* [PROBLEM REQUIREMENTS]
Pull out from the material below all lines with "Xpress".

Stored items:
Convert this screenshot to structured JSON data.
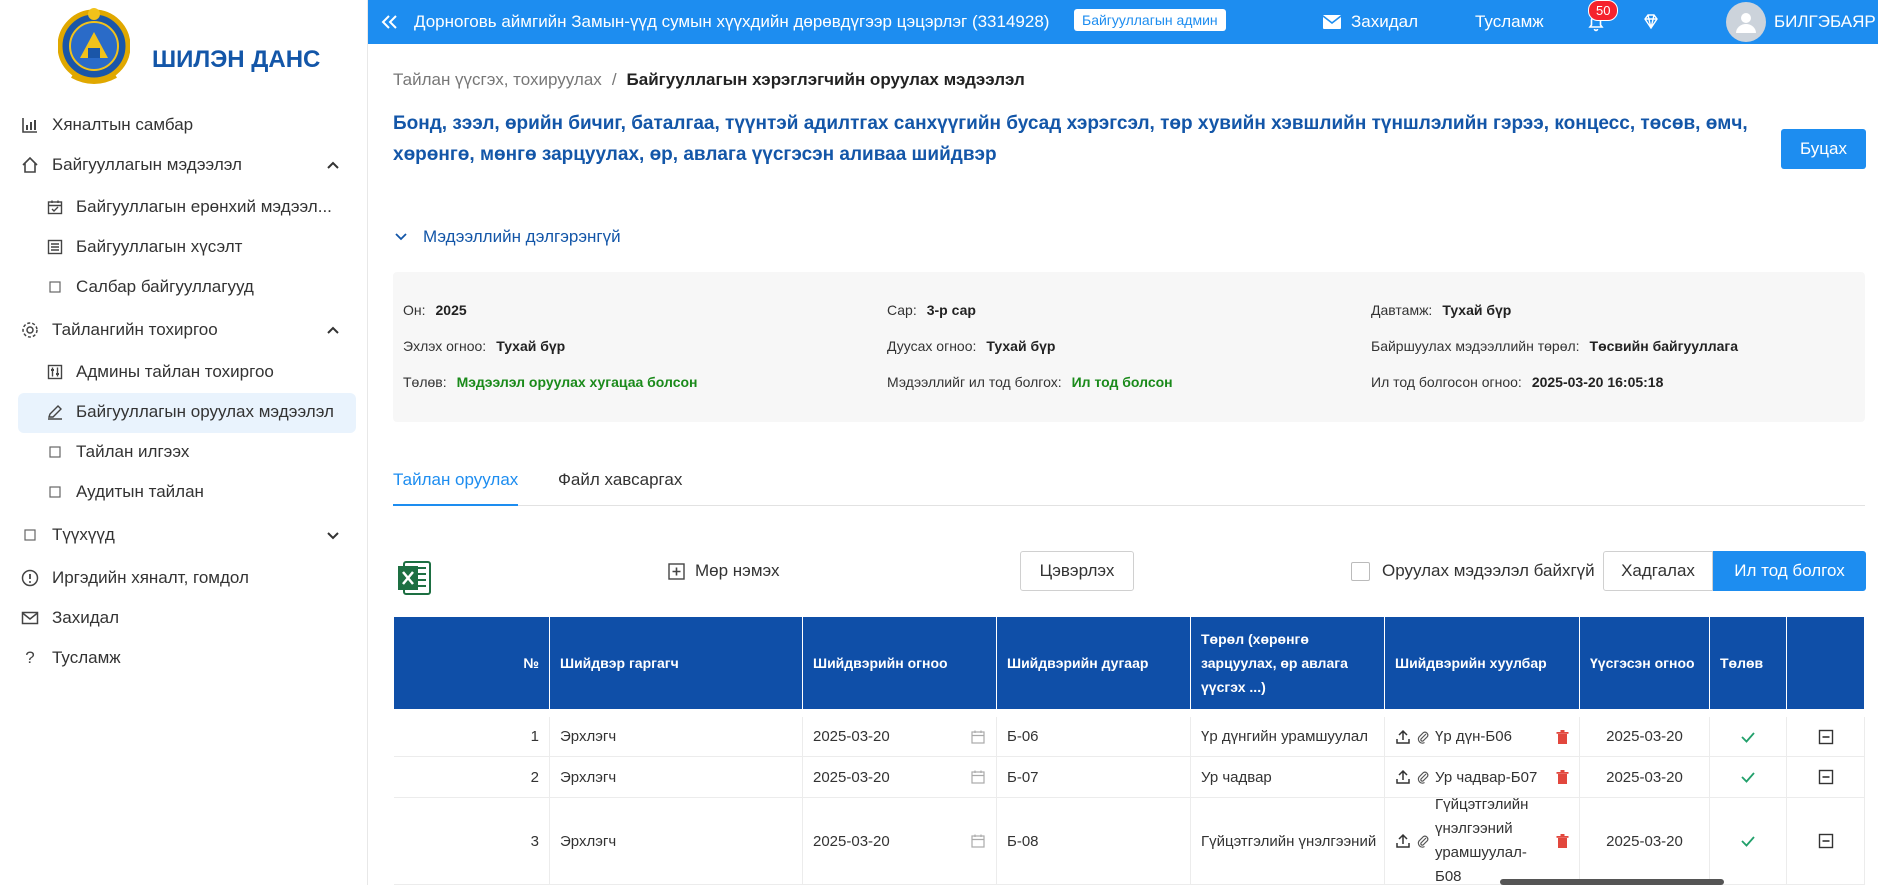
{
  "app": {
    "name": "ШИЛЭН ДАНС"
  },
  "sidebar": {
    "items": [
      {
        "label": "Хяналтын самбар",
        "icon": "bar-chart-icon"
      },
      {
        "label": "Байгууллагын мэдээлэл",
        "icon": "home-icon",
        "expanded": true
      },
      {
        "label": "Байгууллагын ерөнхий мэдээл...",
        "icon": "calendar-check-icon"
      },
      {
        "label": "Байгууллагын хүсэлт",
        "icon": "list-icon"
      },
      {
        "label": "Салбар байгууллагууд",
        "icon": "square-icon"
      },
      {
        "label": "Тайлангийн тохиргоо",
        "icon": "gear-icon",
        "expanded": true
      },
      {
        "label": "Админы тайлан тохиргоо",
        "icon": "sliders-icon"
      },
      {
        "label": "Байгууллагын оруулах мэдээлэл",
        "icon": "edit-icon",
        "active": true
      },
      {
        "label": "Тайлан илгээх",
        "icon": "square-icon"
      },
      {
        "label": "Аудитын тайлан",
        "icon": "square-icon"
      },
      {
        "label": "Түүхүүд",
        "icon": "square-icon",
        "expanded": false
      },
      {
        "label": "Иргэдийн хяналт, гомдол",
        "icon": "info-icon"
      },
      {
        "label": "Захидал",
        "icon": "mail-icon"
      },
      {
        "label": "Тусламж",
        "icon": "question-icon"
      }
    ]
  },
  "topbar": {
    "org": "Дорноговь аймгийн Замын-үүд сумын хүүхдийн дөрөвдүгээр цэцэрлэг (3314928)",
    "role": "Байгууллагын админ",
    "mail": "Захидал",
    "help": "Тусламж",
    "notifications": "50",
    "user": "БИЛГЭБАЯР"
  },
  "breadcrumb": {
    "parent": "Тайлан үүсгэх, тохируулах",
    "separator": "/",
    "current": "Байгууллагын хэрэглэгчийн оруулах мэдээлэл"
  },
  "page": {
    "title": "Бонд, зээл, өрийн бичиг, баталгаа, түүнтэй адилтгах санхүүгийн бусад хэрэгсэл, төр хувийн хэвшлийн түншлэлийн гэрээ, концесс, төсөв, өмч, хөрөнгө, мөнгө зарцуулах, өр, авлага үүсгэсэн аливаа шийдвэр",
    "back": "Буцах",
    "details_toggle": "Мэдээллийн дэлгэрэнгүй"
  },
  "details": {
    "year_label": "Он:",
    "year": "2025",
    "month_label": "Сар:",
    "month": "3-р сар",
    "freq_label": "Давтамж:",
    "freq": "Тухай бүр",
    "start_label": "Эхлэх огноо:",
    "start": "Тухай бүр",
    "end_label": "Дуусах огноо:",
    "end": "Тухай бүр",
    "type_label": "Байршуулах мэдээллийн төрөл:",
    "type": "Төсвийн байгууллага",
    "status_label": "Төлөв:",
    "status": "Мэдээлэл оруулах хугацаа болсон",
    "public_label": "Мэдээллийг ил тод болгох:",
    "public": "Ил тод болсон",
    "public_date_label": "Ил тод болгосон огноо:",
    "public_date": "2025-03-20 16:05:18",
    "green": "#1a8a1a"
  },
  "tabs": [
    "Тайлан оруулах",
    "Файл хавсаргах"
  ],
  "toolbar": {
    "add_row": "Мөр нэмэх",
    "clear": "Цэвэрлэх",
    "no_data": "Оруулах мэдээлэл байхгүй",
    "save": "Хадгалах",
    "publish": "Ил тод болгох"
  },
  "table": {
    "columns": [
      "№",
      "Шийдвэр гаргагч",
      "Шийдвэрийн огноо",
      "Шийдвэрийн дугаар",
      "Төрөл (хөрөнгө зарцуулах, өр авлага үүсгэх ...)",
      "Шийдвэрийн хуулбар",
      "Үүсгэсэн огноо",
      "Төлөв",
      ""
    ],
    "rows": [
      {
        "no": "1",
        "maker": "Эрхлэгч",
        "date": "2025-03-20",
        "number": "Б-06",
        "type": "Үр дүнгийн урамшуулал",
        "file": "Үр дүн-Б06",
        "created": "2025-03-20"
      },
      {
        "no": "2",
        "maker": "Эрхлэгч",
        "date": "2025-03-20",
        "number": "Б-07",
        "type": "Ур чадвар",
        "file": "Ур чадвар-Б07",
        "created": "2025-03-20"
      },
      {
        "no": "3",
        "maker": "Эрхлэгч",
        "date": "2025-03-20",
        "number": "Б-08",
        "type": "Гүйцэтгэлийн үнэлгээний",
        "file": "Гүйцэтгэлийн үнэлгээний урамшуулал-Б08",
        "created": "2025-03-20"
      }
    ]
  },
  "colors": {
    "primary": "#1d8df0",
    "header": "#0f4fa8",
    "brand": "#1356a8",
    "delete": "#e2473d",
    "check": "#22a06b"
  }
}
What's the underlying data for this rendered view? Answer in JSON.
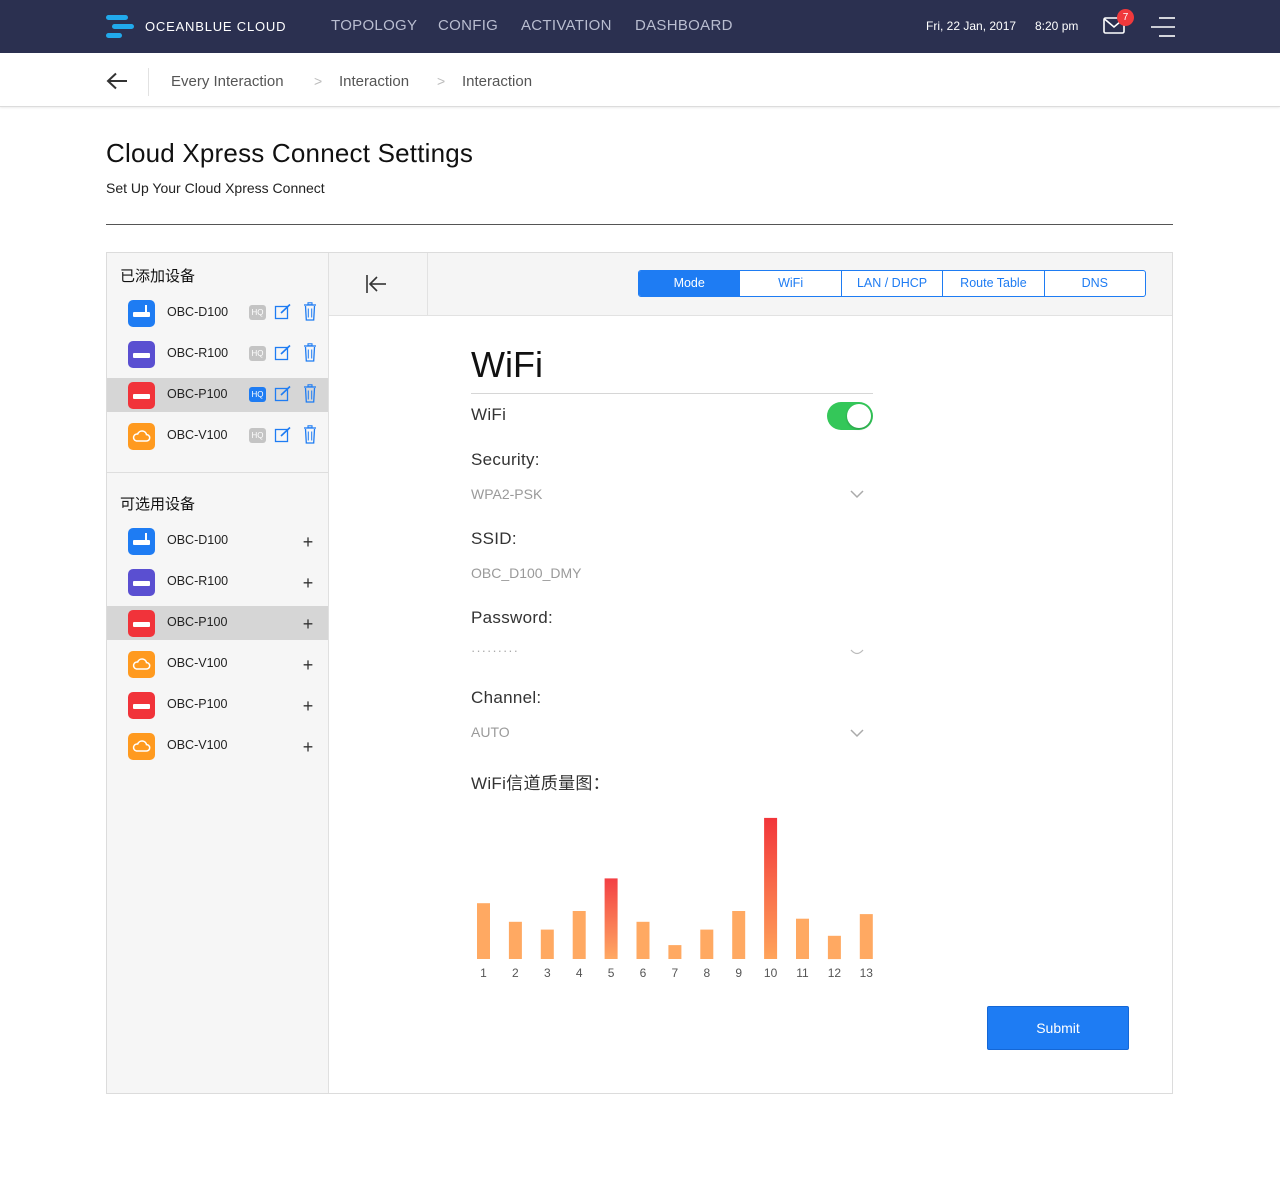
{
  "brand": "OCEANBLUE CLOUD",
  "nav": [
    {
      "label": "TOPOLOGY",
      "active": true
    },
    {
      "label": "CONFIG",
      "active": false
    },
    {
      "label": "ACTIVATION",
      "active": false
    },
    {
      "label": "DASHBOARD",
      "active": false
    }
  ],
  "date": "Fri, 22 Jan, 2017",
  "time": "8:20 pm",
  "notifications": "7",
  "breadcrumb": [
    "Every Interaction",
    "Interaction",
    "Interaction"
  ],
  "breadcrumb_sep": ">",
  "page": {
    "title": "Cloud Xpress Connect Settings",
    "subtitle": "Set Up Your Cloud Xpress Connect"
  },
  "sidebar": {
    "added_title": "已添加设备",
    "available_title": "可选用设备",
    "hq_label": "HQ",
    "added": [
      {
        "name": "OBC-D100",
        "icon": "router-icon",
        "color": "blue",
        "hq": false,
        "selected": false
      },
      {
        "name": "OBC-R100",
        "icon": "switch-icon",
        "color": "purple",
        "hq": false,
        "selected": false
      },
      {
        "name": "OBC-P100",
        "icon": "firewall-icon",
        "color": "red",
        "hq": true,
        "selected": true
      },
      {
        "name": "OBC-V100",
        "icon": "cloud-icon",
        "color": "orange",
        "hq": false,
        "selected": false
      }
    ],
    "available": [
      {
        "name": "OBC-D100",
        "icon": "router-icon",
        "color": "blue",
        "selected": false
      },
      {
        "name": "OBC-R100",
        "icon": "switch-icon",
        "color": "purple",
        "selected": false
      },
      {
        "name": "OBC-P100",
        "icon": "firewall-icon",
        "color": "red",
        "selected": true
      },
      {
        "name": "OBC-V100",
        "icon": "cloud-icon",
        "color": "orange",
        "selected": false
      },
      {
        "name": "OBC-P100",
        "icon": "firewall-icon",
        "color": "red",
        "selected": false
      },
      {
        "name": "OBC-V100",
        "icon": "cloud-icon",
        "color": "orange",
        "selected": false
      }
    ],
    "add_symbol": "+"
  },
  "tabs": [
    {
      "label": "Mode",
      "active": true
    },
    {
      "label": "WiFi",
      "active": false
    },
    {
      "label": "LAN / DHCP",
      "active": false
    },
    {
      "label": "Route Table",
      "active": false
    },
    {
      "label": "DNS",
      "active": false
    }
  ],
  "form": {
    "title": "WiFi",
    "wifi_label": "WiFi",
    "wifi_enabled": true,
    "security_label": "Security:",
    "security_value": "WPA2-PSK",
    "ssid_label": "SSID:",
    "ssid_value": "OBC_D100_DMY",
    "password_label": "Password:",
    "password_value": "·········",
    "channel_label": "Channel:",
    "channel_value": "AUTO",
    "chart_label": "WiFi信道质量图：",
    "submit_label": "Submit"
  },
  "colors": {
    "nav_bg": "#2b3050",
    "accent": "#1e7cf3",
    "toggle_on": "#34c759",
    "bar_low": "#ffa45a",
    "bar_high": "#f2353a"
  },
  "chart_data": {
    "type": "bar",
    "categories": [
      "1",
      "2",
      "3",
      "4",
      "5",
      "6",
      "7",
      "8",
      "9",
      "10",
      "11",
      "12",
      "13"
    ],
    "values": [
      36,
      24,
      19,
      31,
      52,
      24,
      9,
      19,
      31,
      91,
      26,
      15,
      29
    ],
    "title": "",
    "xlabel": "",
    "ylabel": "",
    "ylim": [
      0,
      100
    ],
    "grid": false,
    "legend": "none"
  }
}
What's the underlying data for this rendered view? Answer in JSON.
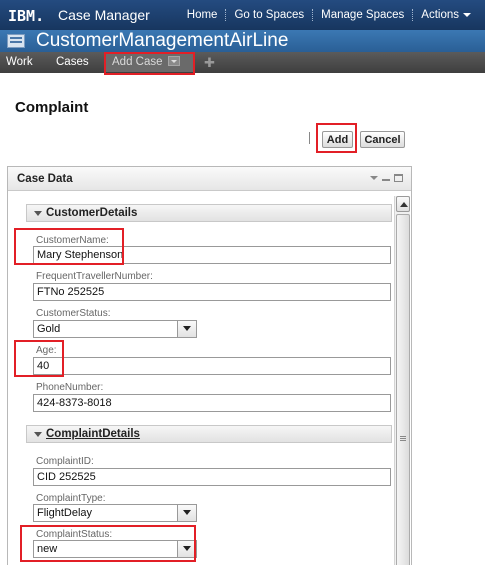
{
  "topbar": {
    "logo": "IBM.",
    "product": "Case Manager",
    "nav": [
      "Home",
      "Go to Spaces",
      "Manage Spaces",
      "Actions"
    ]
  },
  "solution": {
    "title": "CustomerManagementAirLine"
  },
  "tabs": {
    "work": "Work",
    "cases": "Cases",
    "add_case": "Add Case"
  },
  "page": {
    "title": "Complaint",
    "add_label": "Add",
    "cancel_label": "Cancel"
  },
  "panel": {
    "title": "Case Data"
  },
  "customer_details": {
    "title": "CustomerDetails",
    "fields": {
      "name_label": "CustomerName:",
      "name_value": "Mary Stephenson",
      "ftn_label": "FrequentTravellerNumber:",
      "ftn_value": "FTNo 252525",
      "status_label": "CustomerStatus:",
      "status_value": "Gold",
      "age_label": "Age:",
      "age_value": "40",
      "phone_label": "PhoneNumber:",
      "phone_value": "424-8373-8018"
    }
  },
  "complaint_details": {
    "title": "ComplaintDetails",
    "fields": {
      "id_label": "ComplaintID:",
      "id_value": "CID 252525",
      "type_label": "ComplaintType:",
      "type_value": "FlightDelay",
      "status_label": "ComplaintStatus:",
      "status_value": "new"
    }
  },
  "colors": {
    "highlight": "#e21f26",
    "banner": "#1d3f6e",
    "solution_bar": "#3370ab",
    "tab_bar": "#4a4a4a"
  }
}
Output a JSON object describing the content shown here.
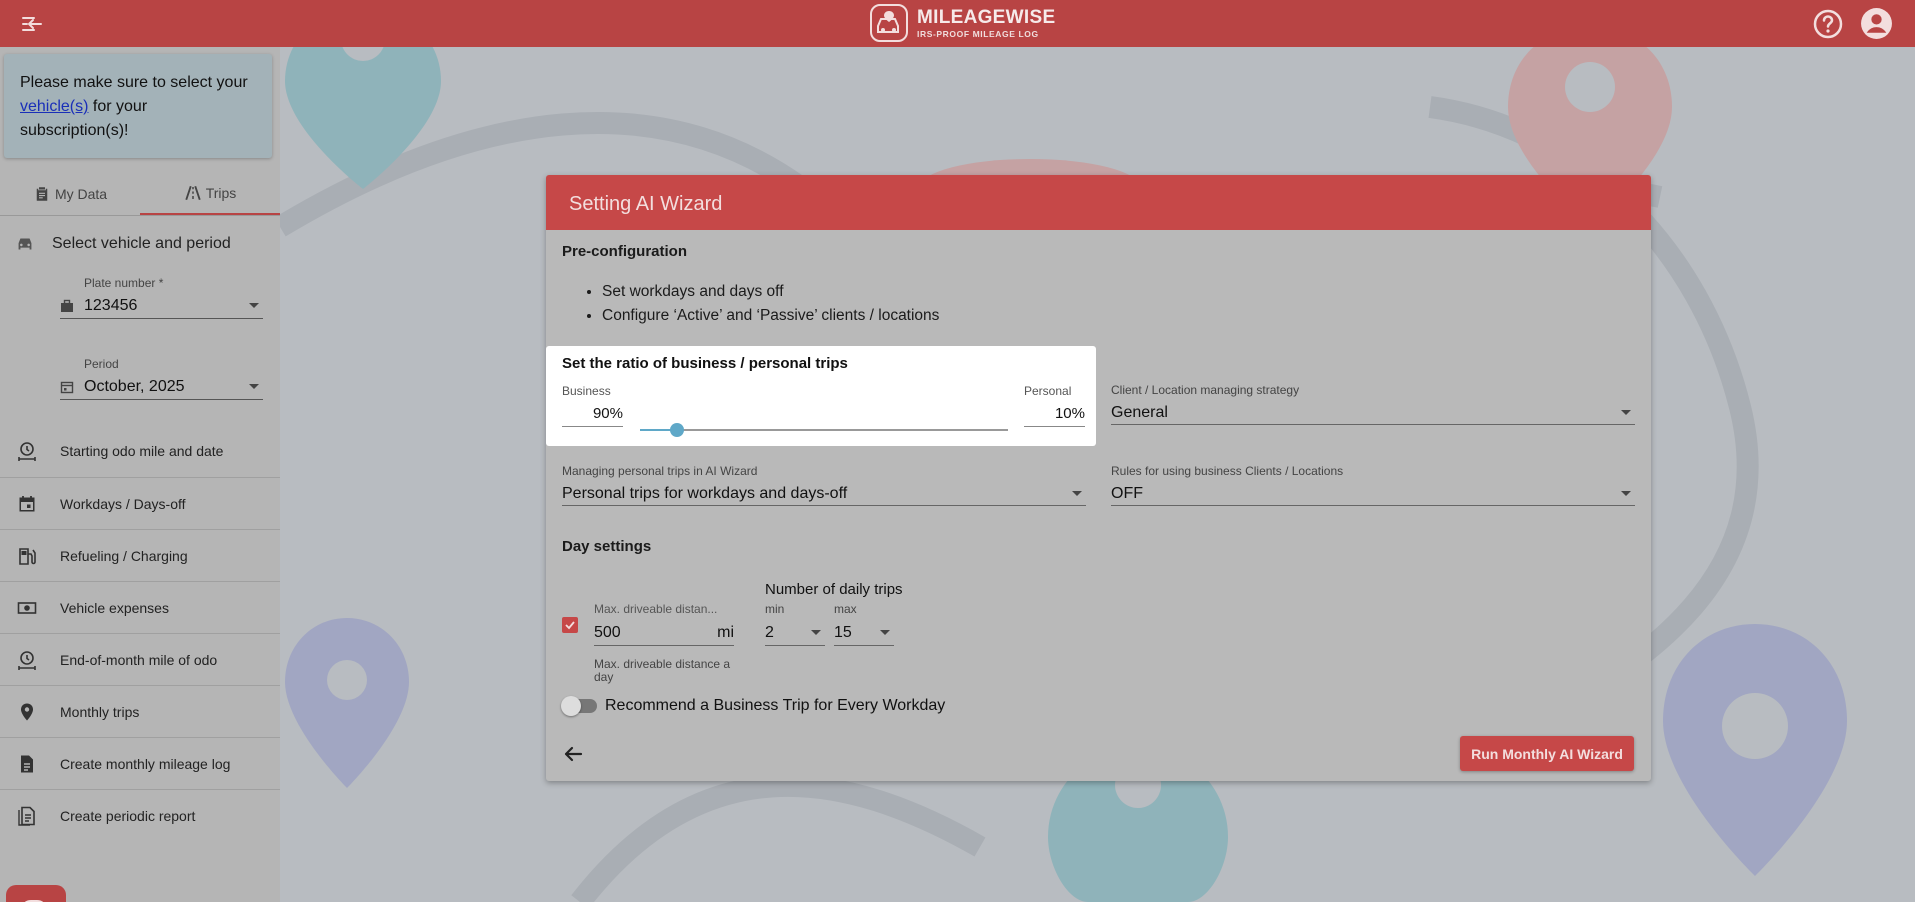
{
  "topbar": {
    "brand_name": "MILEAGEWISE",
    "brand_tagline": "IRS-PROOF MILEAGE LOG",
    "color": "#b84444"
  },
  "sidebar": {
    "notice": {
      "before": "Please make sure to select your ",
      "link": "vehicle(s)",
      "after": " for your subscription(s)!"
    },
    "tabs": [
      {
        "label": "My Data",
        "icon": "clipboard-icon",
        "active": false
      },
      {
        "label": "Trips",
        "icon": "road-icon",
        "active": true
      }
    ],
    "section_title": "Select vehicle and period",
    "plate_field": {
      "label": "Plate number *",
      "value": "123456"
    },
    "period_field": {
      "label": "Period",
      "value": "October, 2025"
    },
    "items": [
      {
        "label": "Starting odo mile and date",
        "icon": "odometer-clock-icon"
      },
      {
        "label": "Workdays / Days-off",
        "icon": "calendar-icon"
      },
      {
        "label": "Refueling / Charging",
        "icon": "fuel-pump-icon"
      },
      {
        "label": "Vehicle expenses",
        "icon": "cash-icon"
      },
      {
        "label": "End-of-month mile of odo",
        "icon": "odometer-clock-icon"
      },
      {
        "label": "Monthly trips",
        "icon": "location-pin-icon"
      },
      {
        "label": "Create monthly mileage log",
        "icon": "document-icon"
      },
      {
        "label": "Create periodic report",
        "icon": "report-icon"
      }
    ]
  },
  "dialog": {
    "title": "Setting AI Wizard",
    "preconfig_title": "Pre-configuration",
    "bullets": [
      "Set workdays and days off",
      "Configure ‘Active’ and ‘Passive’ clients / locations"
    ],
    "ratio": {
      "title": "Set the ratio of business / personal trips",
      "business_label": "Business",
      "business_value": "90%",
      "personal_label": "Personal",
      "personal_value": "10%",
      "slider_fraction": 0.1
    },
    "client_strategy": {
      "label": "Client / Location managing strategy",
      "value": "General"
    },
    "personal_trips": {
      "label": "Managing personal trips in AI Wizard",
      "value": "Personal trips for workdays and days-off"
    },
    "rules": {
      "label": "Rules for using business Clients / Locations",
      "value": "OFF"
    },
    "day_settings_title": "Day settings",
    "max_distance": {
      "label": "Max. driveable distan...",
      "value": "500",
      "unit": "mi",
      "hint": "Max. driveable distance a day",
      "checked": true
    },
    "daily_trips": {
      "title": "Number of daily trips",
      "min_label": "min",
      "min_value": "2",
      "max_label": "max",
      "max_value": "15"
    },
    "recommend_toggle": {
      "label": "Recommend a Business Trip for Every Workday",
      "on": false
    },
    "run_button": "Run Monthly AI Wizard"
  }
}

* [ANSWER TO THE TASK]
    "title": "Cloud Xpress Connect Settings",
    "subtitle": "Set Up Your Cloud Xpress Connect"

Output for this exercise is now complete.